Set problem: Find the word "Régler" in the listing; pull out each line holding it.

Dataset excerpt:
##############################

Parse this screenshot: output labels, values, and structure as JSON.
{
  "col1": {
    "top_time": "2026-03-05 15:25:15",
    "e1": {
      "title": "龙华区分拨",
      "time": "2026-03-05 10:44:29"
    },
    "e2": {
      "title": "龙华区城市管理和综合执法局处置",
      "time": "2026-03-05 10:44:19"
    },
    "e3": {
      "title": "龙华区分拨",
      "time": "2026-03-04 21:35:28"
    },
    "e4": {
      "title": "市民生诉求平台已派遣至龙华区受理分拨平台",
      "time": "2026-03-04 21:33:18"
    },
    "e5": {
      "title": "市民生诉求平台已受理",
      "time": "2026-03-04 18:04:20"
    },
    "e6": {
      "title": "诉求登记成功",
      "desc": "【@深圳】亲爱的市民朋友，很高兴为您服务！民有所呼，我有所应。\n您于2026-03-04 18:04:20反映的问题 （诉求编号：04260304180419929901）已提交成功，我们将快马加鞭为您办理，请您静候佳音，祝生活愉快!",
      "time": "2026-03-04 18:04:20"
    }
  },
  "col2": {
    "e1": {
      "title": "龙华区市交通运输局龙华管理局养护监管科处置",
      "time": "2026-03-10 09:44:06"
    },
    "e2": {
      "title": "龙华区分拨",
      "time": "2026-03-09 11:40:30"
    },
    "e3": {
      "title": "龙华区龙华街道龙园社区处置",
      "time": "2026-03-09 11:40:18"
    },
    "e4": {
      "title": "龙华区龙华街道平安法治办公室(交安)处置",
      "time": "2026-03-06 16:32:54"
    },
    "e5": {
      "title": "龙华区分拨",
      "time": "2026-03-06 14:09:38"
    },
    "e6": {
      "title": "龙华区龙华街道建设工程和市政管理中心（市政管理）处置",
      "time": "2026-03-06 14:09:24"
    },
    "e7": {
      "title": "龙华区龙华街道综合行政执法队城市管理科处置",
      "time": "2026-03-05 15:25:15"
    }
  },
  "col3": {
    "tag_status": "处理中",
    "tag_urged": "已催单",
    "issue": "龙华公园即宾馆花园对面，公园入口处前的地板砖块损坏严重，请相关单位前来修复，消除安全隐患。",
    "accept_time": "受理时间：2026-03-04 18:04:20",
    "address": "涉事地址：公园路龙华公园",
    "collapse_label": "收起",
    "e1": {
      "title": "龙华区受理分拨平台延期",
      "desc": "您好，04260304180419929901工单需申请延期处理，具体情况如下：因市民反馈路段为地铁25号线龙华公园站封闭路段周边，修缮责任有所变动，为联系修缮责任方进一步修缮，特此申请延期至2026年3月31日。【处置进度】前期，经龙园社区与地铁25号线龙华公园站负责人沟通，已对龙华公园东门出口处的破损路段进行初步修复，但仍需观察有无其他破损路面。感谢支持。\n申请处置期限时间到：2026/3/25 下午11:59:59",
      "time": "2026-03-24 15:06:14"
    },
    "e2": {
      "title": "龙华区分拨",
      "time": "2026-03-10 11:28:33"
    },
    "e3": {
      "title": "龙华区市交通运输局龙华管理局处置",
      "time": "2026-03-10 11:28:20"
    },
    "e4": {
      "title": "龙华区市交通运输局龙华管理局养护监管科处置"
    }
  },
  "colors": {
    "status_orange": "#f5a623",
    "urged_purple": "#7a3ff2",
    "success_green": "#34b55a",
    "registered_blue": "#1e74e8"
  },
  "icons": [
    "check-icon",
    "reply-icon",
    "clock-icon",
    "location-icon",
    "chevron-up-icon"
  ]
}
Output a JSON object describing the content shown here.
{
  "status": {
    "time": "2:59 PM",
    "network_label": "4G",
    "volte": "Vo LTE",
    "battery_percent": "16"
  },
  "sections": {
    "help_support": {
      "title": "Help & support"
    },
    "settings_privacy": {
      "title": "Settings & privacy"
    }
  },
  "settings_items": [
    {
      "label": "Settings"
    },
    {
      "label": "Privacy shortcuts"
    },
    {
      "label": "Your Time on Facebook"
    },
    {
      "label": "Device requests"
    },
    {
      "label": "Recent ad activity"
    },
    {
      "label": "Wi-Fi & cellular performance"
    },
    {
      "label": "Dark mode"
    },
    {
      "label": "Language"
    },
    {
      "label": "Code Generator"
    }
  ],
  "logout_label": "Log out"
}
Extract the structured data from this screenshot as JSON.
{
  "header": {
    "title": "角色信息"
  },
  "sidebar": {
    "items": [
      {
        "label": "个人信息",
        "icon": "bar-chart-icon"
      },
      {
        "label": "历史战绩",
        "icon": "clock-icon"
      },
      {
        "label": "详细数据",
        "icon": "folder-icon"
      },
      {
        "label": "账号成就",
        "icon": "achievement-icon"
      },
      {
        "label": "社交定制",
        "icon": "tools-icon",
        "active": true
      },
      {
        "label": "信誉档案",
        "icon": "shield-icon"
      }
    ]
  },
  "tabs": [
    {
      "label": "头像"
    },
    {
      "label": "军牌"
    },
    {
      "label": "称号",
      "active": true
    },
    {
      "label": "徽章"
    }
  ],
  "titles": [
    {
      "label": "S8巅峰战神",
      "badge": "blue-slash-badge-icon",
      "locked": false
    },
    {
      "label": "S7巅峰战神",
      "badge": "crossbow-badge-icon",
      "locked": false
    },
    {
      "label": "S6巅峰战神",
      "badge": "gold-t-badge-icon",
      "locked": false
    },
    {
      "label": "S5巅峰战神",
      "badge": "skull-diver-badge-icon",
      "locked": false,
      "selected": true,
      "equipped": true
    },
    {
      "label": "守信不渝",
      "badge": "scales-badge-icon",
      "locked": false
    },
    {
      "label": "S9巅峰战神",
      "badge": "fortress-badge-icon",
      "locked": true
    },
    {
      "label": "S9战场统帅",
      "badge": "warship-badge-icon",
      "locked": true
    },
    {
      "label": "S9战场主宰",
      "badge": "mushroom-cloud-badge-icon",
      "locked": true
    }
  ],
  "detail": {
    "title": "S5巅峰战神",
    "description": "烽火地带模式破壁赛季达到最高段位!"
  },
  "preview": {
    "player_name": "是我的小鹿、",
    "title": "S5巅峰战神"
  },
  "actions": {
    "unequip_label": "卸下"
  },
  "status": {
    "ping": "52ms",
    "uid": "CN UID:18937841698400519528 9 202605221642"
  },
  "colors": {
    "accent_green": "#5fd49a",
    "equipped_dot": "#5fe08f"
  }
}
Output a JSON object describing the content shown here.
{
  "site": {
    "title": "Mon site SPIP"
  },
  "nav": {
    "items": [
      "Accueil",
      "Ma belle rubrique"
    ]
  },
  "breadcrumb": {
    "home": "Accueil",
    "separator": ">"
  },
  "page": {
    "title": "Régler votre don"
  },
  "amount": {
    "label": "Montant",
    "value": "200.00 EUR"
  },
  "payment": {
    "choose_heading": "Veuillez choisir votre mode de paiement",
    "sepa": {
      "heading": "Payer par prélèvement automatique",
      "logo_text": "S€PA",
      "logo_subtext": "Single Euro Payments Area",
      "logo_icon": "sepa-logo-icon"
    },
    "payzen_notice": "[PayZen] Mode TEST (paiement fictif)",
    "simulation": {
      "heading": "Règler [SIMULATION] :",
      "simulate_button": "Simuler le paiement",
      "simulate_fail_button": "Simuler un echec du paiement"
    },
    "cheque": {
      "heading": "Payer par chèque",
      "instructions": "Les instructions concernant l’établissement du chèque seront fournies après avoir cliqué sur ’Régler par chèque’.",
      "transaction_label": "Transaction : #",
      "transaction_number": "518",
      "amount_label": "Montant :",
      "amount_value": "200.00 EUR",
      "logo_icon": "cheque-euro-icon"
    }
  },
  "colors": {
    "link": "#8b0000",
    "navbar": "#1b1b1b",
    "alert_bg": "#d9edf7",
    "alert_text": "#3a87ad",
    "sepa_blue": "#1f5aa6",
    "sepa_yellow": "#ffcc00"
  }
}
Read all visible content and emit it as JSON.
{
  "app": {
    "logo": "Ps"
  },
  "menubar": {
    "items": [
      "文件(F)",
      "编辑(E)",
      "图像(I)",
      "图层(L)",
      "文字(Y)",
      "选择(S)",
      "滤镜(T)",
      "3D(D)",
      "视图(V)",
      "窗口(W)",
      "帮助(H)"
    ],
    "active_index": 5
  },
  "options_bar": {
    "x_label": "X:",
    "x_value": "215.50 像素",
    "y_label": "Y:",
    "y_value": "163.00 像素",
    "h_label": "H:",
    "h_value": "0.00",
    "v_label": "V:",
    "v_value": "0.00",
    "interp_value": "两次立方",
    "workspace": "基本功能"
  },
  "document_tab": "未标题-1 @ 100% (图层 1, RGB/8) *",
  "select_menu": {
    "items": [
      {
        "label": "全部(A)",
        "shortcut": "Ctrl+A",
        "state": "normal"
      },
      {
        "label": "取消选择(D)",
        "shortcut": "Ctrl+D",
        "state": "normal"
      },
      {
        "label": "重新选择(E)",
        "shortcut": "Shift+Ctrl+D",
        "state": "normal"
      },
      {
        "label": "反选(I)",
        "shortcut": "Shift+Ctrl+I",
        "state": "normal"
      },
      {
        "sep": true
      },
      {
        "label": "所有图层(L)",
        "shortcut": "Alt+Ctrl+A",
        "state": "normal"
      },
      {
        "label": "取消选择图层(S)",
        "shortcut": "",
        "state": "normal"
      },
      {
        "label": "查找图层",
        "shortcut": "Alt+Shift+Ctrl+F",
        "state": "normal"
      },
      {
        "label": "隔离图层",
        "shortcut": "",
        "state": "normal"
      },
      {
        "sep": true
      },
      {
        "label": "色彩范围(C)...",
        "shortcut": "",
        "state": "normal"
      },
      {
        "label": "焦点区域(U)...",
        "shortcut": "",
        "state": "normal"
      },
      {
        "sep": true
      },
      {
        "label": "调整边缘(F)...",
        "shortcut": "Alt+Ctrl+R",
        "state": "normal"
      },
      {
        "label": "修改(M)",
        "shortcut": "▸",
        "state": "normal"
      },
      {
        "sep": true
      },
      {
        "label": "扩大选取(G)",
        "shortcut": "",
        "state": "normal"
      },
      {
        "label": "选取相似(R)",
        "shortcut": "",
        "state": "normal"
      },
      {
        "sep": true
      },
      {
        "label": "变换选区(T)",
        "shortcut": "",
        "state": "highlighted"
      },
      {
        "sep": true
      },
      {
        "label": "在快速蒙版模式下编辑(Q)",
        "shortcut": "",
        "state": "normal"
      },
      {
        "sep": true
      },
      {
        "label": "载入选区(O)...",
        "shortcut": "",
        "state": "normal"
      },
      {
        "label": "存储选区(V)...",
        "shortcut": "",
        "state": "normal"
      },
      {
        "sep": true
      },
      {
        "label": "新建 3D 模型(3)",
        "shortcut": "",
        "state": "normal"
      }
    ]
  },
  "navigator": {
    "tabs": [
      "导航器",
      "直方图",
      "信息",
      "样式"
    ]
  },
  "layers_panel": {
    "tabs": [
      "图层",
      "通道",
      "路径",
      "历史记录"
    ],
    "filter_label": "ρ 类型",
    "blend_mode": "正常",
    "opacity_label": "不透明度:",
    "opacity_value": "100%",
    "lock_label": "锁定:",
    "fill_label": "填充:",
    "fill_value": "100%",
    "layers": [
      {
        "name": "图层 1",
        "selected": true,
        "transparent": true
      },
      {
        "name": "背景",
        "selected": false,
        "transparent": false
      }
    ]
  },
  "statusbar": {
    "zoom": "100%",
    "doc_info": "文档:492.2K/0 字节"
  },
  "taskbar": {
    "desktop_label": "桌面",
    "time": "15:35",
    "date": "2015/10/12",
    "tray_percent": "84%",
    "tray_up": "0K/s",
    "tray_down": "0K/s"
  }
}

##############################

Exercise output:
    "title": "Régler votre don"
      "instructions": "Les instructions concernant l’établissement du chèque seront fournies après avoir cliqué sur ’Régler par chèque’.",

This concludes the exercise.